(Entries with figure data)

>> START

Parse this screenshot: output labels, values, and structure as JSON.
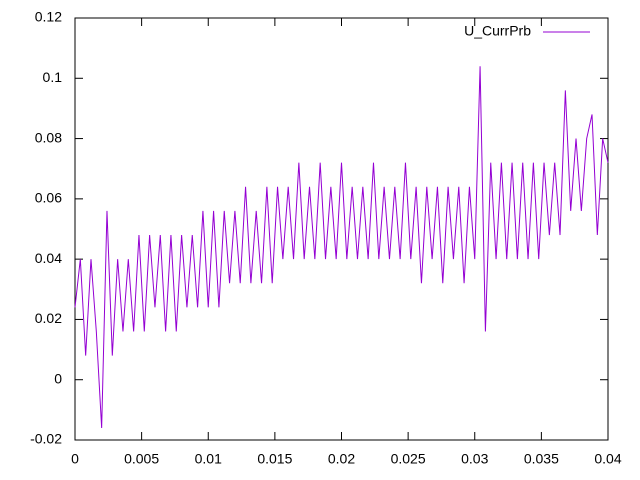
{
  "chart_data": {
    "type": "line",
    "x": [
      0,
      0.0004,
      0.0008,
      0.0012,
      0.0016,
      0.002,
      0.0024,
      0.0028,
      0.0032,
      0.0036,
      0.004,
      0.0044,
      0.0048,
      0.0052,
      0.0056,
      0.006,
      0.0064,
      0.0068,
      0.0072,
      0.0076,
      0.008,
      0.0084,
      0.0088,
      0.0092,
      0.0096,
      0.01,
      0.0104,
      0.0108,
      0.0112,
      0.0116,
      0.012,
      0.0124,
      0.0128,
      0.0132,
      0.0136,
      0.014,
      0.0144,
      0.0148,
      0.0152,
      0.0156,
      0.016,
      0.0164,
      0.0168,
      0.0172,
      0.0176,
      0.018,
      0.0184,
      0.0188,
      0.0192,
      0.0196,
      0.02,
      0.0204,
      0.0208,
      0.0212,
      0.0216,
      0.022,
      0.0224,
      0.0228,
      0.0232,
      0.0236,
      0.024,
      0.0244,
      0.0248,
      0.0252,
      0.0256,
      0.026,
      0.0264,
      0.0268,
      0.0272,
      0.0276,
      0.028,
      0.0284,
      0.0288,
      0.0292,
      0.0296,
      0.03,
      0.0304,
      0.0308,
      0.0312,
      0.0316,
      0.032,
      0.0324,
      0.0328,
      0.0332,
      0.0336,
      0.034,
      0.0344,
      0.0348,
      0.0352,
      0.0356,
      0.036,
      0.0364,
      0.0368,
      0.0372,
      0.0376,
      0.038,
      0.0384,
      0.0388,
      0.0392,
      0.0396,
      0.04
    ],
    "series": [
      {
        "name": "U_CurrPrb",
        "color": "#9400d3",
        "values": [
          0.024,
          0.04,
          0.008,
          0.04,
          0.016,
          -0.016,
          0.056,
          0.008,
          0.04,
          0.016,
          0.04,
          0.016,
          0.048,
          0.016,
          0.048,
          0.024,
          0.048,
          0.016,
          0.048,
          0.016,
          0.048,
          0.024,
          0.048,
          0.024,
          0.056,
          0.024,
          0.056,
          0.024,
          0.056,
          0.032,
          0.056,
          0.032,
          0.064,
          0.032,
          0.056,
          0.032,
          0.064,
          0.032,
          0.064,
          0.04,
          0.064,
          0.04,
          0.072,
          0.04,
          0.064,
          0.04,
          0.072,
          0.04,
          0.064,
          0.04,
          0.072,
          0.04,
          0.064,
          0.04,
          0.064,
          0.04,
          0.072,
          0.04,
          0.064,
          0.04,
          0.064,
          0.04,
          0.072,
          0.04,
          0.064,
          0.032,
          0.064,
          0.04,
          0.064,
          0.032,
          0.064,
          0.04,
          0.064,
          0.032,
          0.064,
          0.04,
          0.104,
          0.016,
          0.072,
          0.04,
          0.072,
          0.04,
          0.072,
          0.04,
          0.072,
          0.04,
          0.072,
          0.04,
          0.072,
          0.048,
          0.072,
          0.048,
          0.096,
          0.056,
          0.08,
          0.056,
          0.08,
          0.088,
          0.048,
          0.08,
          0.072
        ]
      }
    ],
    "xlim": [
      0,
      0.04
    ],
    "xticks": [
      0,
      0.005,
      0.01,
      0.015,
      0.02,
      0.025,
      0.03,
      0.035,
      0.04
    ],
    "ylim": [
      -0.02,
      0.12
    ],
    "yticks": [
      -0.02,
      0,
      0.02,
      0.04,
      0.06,
      0.08,
      0.1,
      0.12
    ],
    "legend": "top-right"
  }
}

>> END

- [BRIEF]:
Give back each entry exactly as it appears, with no pictures.

- [RESPONSE]:
Parse this screenshot: output labels, values, and structure as JSON.
{
  "chart_data": {
    "type": "line",
    "x": [
      0,
      0.0004,
      0.0008,
      0.0012,
      0.0016,
      0.002,
      0.0024,
      0.0028,
      0.0032,
      0.0036,
      0.004,
      0.0044,
      0.0048,
      0.0052,
      0.0056,
      0.006,
      0.0064,
      0.0068,
      0.0072,
      0.0076,
      0.008,
      0.0084,
      0.0088,
      0.0092,
      0.0096,
      0.01,
      0.0104,
      0.0108,
      0.0112,
      0.0116,
      0.012,
      0.0124,
      0.0128,
      0.0132,
      0.0136,
      0.014,
      0.0144,
      0.0148,
      0.0152,
      0.0156,
      0.016,
      0.0164,
      0.0168,
      0.0172,
      0.0176,
      0.018,
      0.0184,
      0.0188,
      0.0192,
      0.0196,
      0.02,
      0.0204,
      0.0208,
      0.0212,
      0.0216,
      0.022,
      0.0224,
      0.0228,
      0.0232,
      0.0236,
      0.024,
      0.0244,
      0.0248,
      0.0252,
      0.0256,
      0.026,
      0.0264,
      0.0268,
      0.0272,
      0.0276,
      0.028,
      0.0284,
      0.0288,
      0.0292,
      0.0296,
      0.03,
      0.0304,
      0.0308,
      0.0312,
      0.0316,
      0.032,
      0.0324,
      0.0328,
      0.0332,
      0.0336,
      0.034,
      0.0344,
      0.0348,
      0.0352,
      0.0356,
      0.036,
      0.0364,
      0.0368,
      0.0372,
      0.0376,
      0.038,
      0.0384,
      0.0388,
      0.0392,
      0.0396,
      0.04
    ],
    "series": [
      {
        "name": "U_CurrPrb",
        "color": "#9400d3",
        "values": [
          0.024,
          0.04,
          0.008,
          0.04,
          0.016,
          -0.016,
          0.056,
          0.008,
          0.04,
          0.016,
          0.04,
          0.016,
          0.048,
          0.016,
          0.048,
          0.024,
          0.048,
          0.016,
          0.048,
          0.016,
          0.048,
          0.024,
          0.048,
          0.024,
          0.056,
          0.024,
          0.056,
          0.024,
          0.056,
          0.032,
          0.056,
          0.032,
          0.064,
          0.032,
          0.056,
          0.032,
          0.064,
          0.032,
          0.064,
          0.04,
          0.064,
          0.04,
          0.072,
          0.04,
          0.064,
          0.04,
          0.072,
          0.04,
          0.064,
          0.04,
          0.072,
          0.04,
          0.064,
          0.04,
          0.064,
          0.04,
          0.072,
          0.04,
          0.064,
          0.04,
          0.064,
          0.04,
          0.072,
          0.04,
          0.064,
          0.032,
          0.064,
          0.04,
          0.064,
          0.032,
          0.064,
          0.04,
          0.064,
          0.032,
          0.064,
          0.04,
          0.104,
          0.016,
          0.072,
          0.04,
          0.072,
          0.04,
          0.072,
          0.04,
          0.072,
          0.04,
          0.072,
          0.04,
          0.072,
          0.048,
          0.072,
          0.048,
          0.096,
          0.056,
          0.08,
          0.056,
          0.08,
          0.088,
          0.048,
          0.08,
          0.072
        ]
      }
    ],
    "xlim": [
      0,
      0.04
    ],
    "xticks": [
      0,
      0.005,
      0.01,
      0.015,
      0.02,
      0.025,
      0.03,
      0.035,
      0.04
    ],
    "ylim": [
      -0.02,
      0.12
    ],
    "yticks": [
      -0.02,
      0,
      0.02,
      0.04,
      0.06,
      0.08,
      0.1,
      0.12
    ],
    "legend": "top-right"
  }
}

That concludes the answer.